(Dataset entries)
+ + + + +
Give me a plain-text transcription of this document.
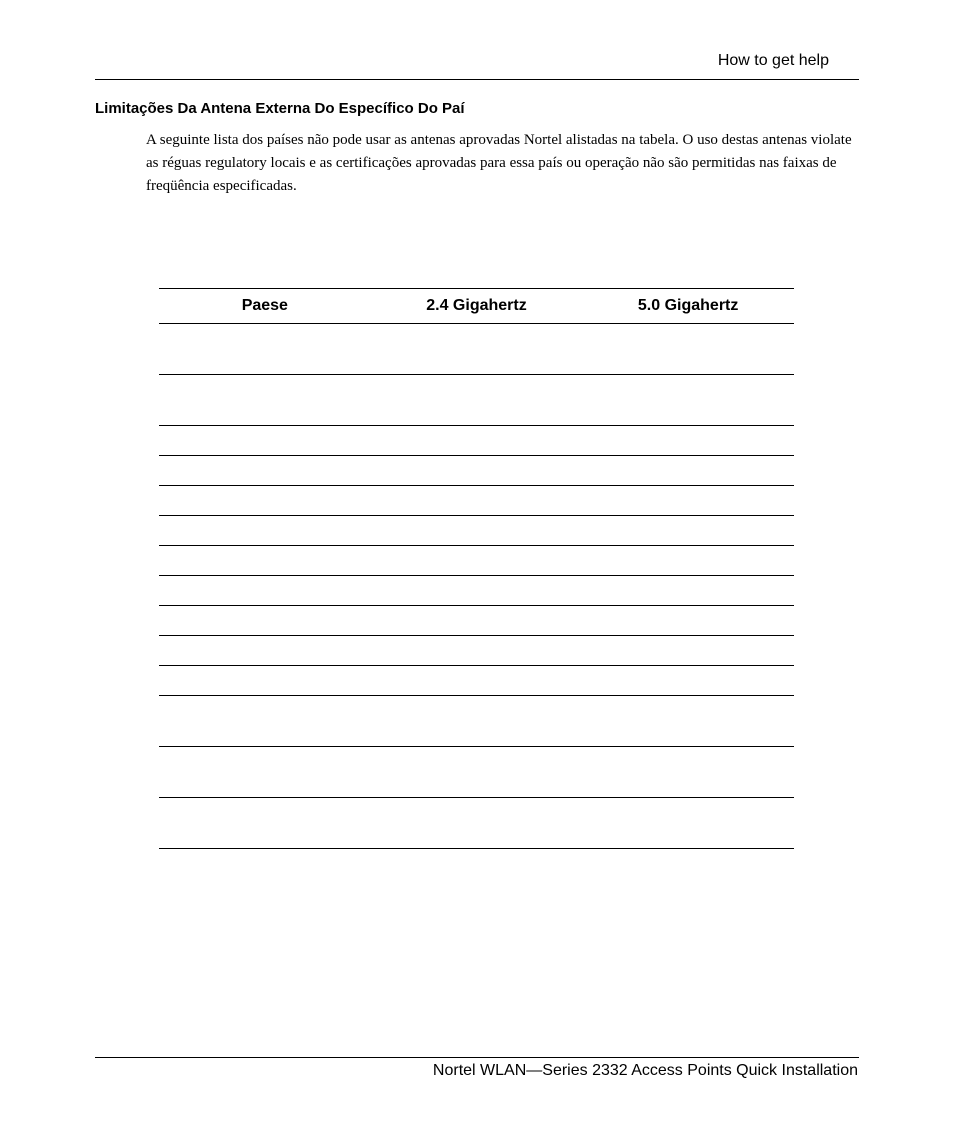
How to get help
Limitações Da Antena Externa Do Específico Do Paí

A seguinte lista dos países não pode usar as antenas aprovadas Nortel alistadas na tabela. O uso destas antenas violate as réguas regulatory locais e as certificações aprovadas para essa país ou operação não são permitidas nas faixas de freqüência especificadas.

Paese	2.4 Gigahertz	5.0 Gigahertz

Nortel WLAN—Series 2332 Access Points Quick Installation
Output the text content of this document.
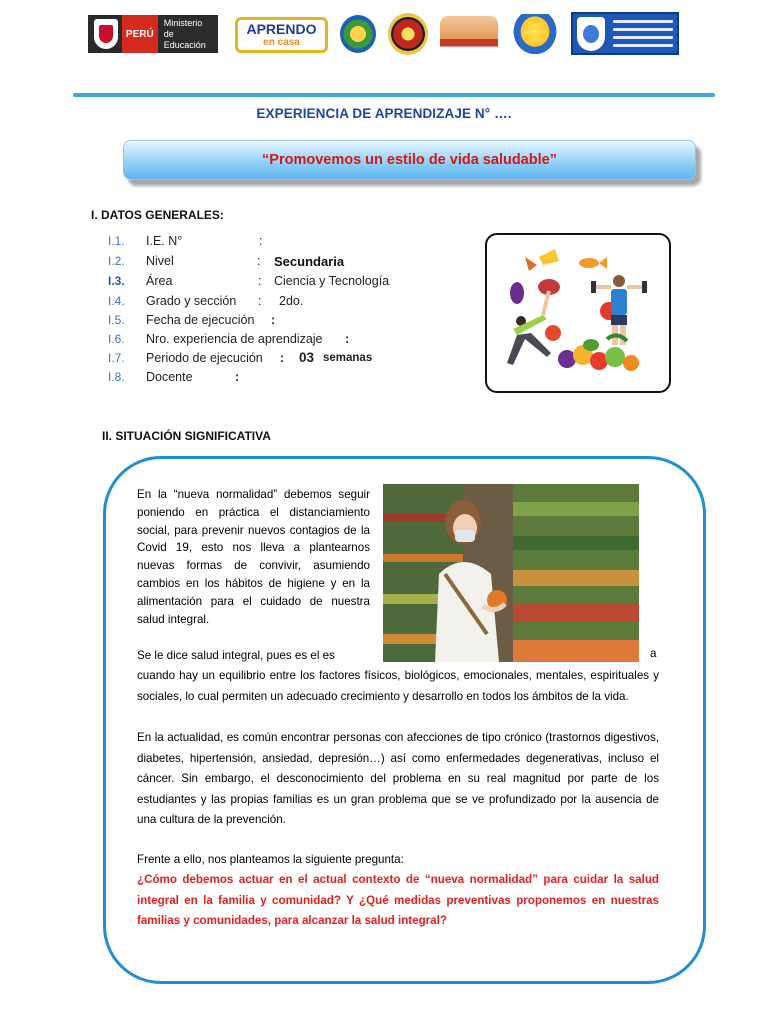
PERÚ
Ministerio
de Educación
APRENDO
en casa
EXPERIENCIA DE APRENDIZAJE N° ….
“Promovemos un estilo de vida saludable”
I. DATOS GENERALES:
I.1. I.E. N°	:
I.2. Nivel	: Secundaria
I.3. Área	: Ciencia y Tecnología
I.4. Grado y sección : 2do.
I.5. Fecha de ejecución :
I.6. Nro. experiencia de aprendizaje :
I.7. Periodo de ejecución : 03 semanas
I.8. Docente	:
II. SITUACIÓN SIGNIFICATIVA
En la “nueva normalidad” debemos seguir poniendo en práctica el distanciamiento social, para prevenir nuevos contagios de la Covid 19, esto nos lleva a plantearnos nuevas formas de convivir, asumiendo cambios en los hábitos de higiene y en la alimentación para el cuidado de nuestra salud integral.
Se le dice salud integral, pues es el es	a
cuando hay un equilibrio entre los factores físicos, biológicos, emocionales, mentales, espirituales y sociales, lo cual permiten un adecuado crecimiento y desarrollo en todos los ámbitos de la vida.
En la actualidad, es común encontrar personas con afecciones de tipo crónico (trastornos digestivos, diabetes, hipertensión, ansiedad, depresión…) así como enfermedades degenerativas, incluso el cáncer. Sin embargo, el desconocimiento del problema en su real magnitud por parte de los estudiantes y las propias familias es un gran problema que se ve profundizado por la ausencia de una cultura de la prevención.
Frente a ello, nos planteamos la siguiente pregunta:
¿Cómo debemos actuar en el actual contexto de “nueva normalidad” para cuidar la salud integral en la familia y comunidad? Y ¿Qué medidas preventivas proponemos en nuestras familias y comunidades, para alcanzar la salud integral?
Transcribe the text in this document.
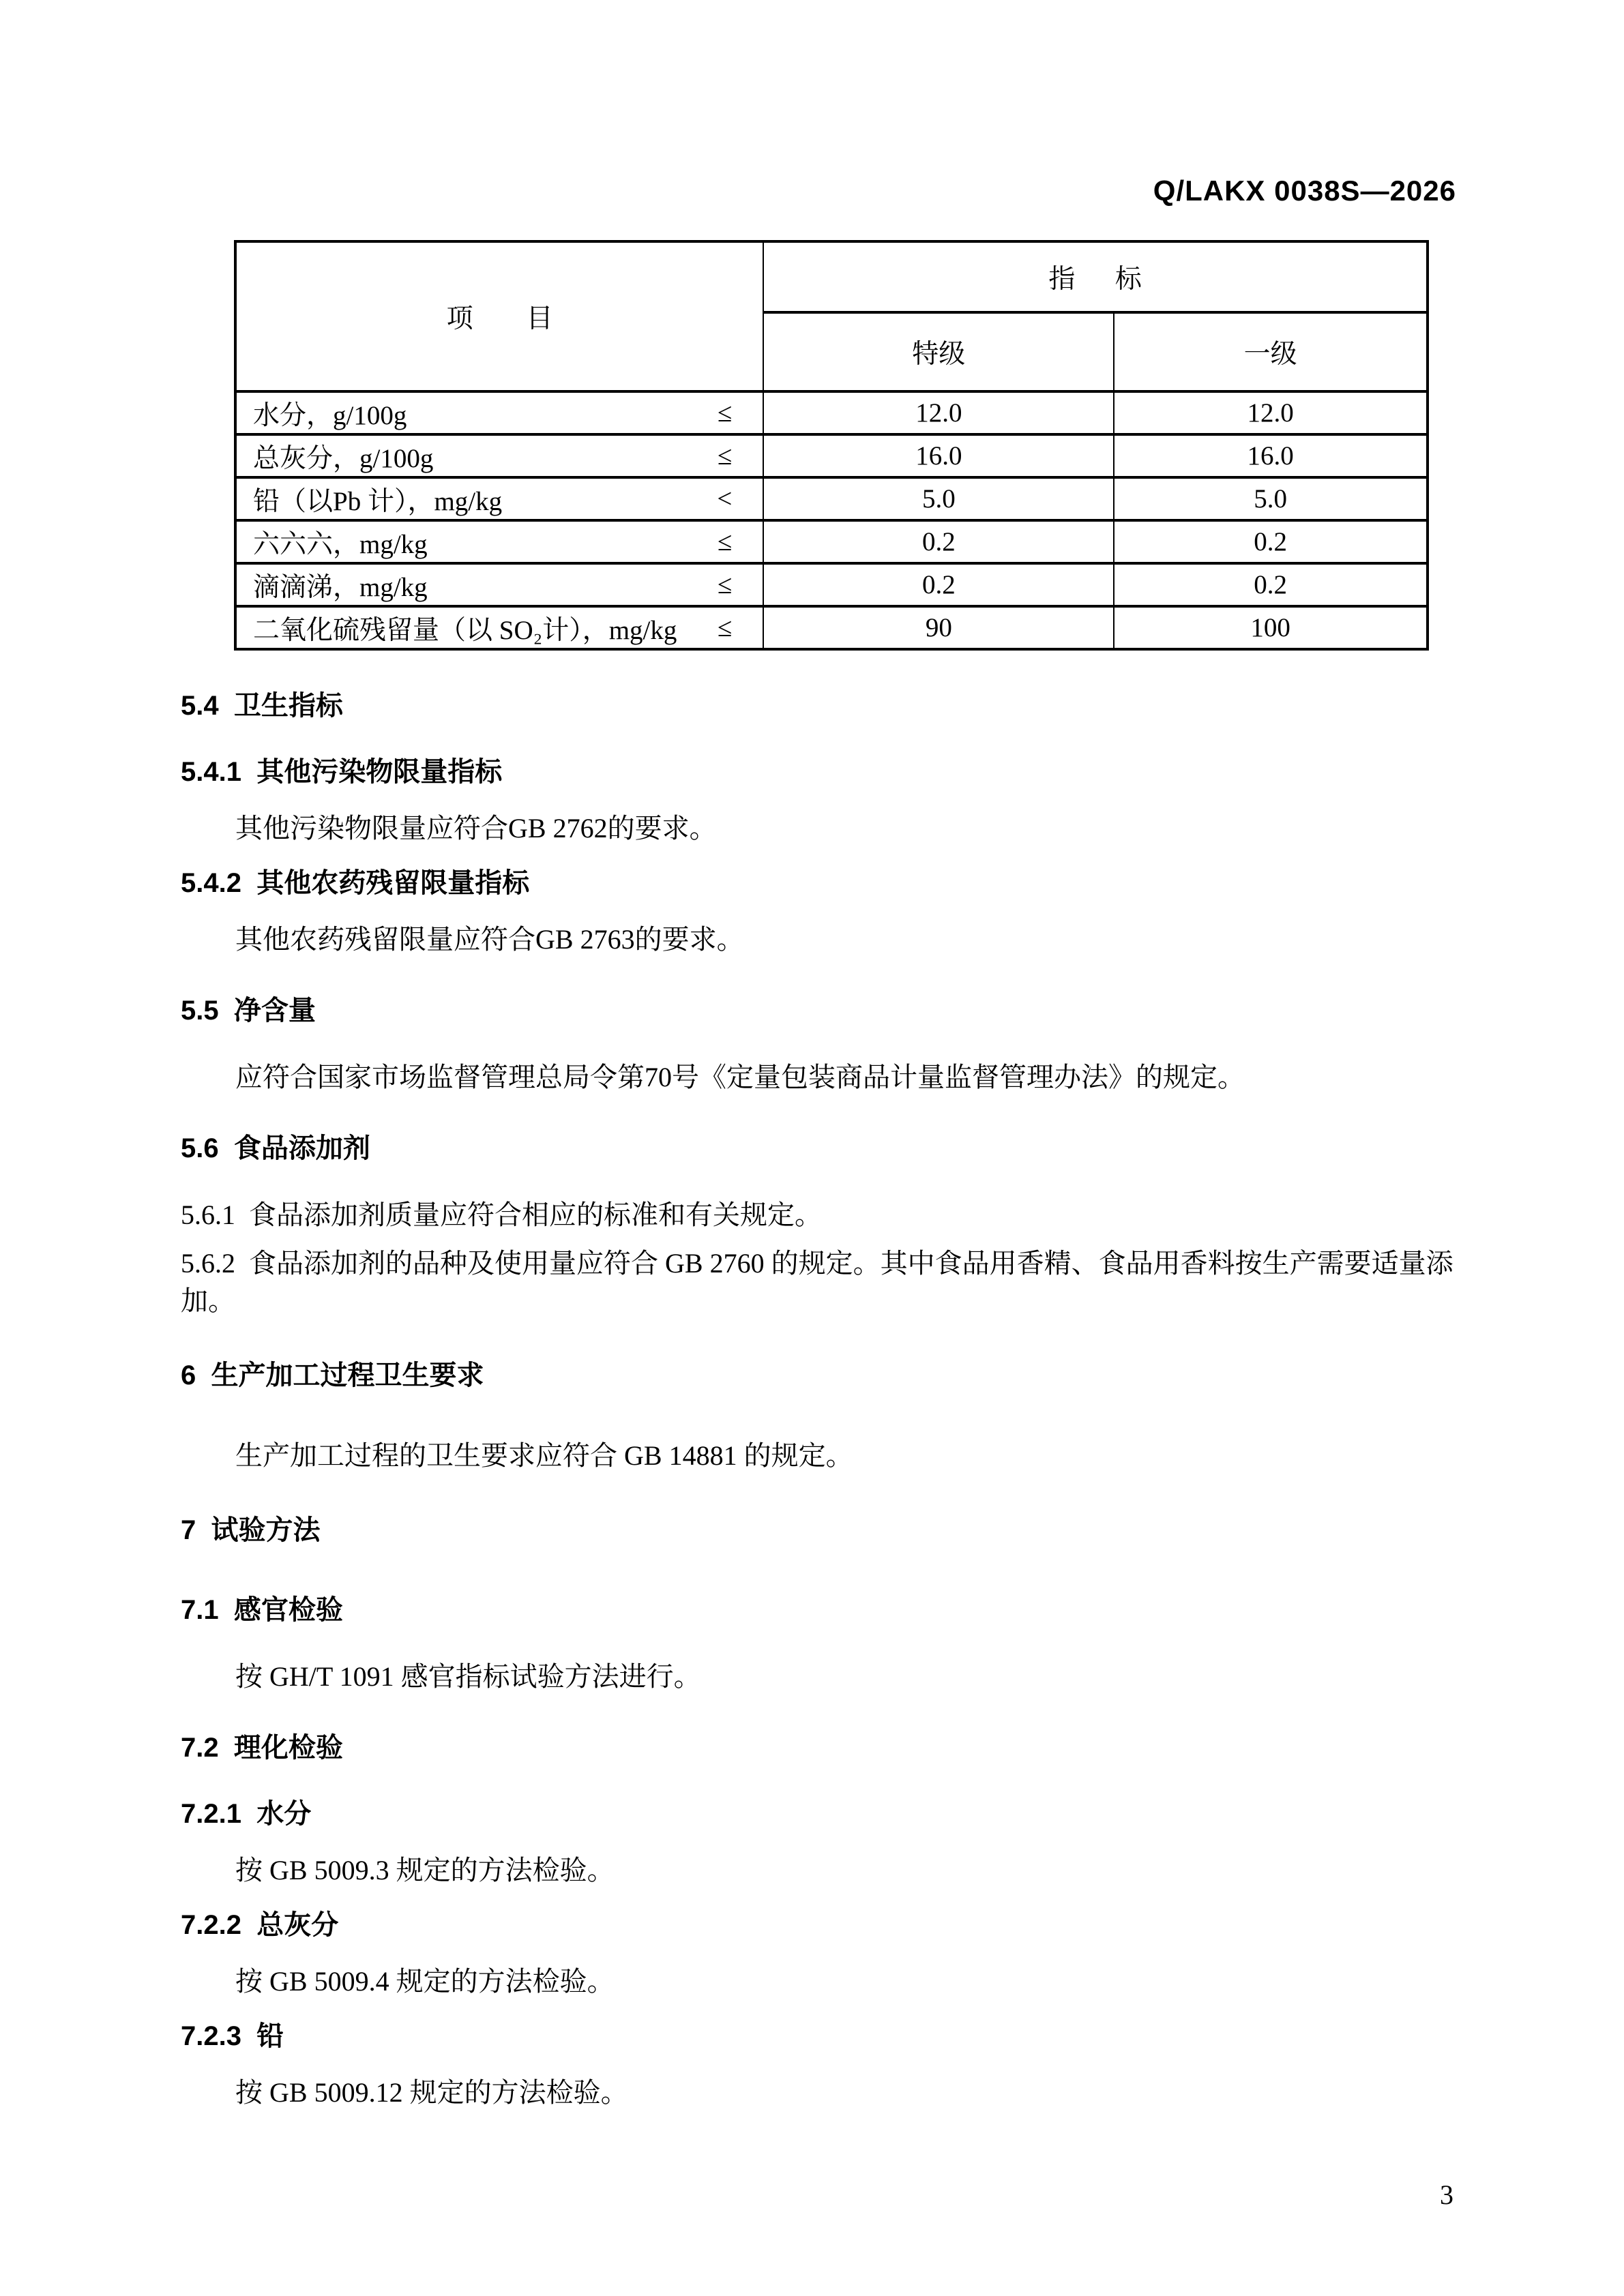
Q/LAKX 0038S—2026
项        目	指      标	
	特级	一级

水分，g/100g ≤	12.0	12.0

总灰分，g/100g ≤	16.0	16.0

铅（以Pb 计），mg/kg <	5.0	5.0

六六六，mg/kg ≤	0.2	0.2

滴滴涕，mg/kg ≤	0.2	0.2

二氧化硫残留量（以 SO₂计），mg/kg ≤	90	100
5.4  卫生指标
5.4.1  其他污染物限量指标
其他污染物限量应符合GB 2762的要求。
5.4.2  其他农药残留限量指标
其他农药残留限量应符合GB 2763的要求。
5.5  净含量
应符合国家市场监督管理总局令第70号《定量包装商品计量监督管理办法》的规定。
5.6  食品添加剂
5.6.1  食品添加剂质量应符合相应的标准和有关规定。
5.6.2  食品添加剂的品种及使用量应符合 GB 2760 的规定。其中食品用香精、食品用香料按生产需要适量添加。
6  生产加工过程卫生要求
生产加工过程的卫生要求应符合 GB 14881 的规定。
7  试验方法
7.1  感官检验
按 GH/T 1091 感官指标试验方法进行。
7.2  理化检验
7.2.1  水分
按 GB 5009.3 规定的方法检验。
7.2.2  总灰分
按 GB 5009.4 规定的方法检验。
7.2.3  铅
按 GB 5009.12 规定的方法检验。
3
+ + + + +
Task description
Copy out exactly the lines between the line that contains "Transcribe the text in this document." and the last line of the records, both ends included; leave out every picture.

Finished exercise
Transcribe the text in this document.
Q/LAKX 0038S—2026
项        目	指      标	
	特级	一级

水分，g/100g ≤	12.0	12.0

总灰分，g/100g ≤	16.0	16.0

铅（以Pb 计），mg/kg <	5.0	5.0

六六六，mg/kg ≤	0.2	0.2

滴滴涕，mg/kg ≤	0.2	0.2

二氧化硫残留量（以 SO₂计），mg/kg ≤	90	100
5.4  卫生指标
5.4.1  其他污染物限量指标
其他污染物限量应符合GB 2762的要求。
5.4.2  其他农药残留限量指标
其他农药残留限量应符合GB 2763的要求。
5.5  净含量
应符合国家市场监督管理总局令第70号《定量包装商品计量监督管理办法》的规定。
5.6  食品添加剂
5.6.1  食品添加剂质量应符合相应的标准和有关规定。
5.6.2  食品添加剂的品种及使用量应符合 GB 2760 的规定。其中食品用香精、食品用香料按生产需要适量添加。
6  生产加工过程卫生要求
生产加工过程的卫生要求应符合 GB 14881 的规定。
7  试验方法
7.1  感官检验
按 GH/T 1091 感官指标试验方法进行。
7.2  理化检验
7.2.1  水分
按 GB 5009.3 规定的方法检验。
7.2.2  总灰分
按 GB 5009.4 规定的方法检验。
7.2.3  铅
按 GB 5009.12 规定的方法检验。
3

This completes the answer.